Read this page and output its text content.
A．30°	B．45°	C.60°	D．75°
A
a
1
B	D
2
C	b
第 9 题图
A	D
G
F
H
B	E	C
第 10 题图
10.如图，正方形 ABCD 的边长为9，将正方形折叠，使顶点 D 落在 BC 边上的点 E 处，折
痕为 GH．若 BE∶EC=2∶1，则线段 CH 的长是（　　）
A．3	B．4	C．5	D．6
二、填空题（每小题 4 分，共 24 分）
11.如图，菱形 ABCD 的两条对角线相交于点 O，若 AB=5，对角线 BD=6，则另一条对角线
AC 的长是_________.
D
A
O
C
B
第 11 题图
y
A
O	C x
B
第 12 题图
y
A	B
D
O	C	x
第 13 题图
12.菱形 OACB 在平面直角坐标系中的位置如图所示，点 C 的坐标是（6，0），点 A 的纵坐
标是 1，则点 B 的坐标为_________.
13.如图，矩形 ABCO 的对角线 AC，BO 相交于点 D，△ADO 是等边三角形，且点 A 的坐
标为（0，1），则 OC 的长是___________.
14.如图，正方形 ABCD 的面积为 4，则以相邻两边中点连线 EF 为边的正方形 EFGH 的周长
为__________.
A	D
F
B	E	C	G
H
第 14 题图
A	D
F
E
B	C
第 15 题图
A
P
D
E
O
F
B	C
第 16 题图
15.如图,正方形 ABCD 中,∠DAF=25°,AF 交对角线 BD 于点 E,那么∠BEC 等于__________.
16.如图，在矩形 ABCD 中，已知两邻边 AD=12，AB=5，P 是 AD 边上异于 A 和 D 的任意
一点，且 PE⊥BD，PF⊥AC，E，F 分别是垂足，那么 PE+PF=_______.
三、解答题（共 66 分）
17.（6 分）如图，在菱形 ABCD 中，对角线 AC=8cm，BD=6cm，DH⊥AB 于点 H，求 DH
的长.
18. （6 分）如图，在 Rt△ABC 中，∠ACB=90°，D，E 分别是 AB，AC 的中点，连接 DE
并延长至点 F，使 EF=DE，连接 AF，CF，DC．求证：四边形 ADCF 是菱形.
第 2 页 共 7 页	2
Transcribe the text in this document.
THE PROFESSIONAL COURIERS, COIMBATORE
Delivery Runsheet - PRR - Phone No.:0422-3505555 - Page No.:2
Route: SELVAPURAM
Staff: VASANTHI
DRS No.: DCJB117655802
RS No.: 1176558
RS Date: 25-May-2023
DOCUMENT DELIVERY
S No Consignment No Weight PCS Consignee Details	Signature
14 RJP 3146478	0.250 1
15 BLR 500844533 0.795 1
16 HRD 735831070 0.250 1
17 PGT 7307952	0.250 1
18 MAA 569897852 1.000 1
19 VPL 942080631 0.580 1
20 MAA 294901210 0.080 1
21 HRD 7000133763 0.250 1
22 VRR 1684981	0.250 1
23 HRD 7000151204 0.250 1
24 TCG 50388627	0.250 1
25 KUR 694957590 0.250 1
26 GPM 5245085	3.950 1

________________

• **Problem description**:
Each line that holds the word "this" is to be copied.

• **Finished answer**:
Read this page and output its text content.
Transcribe the text in this document.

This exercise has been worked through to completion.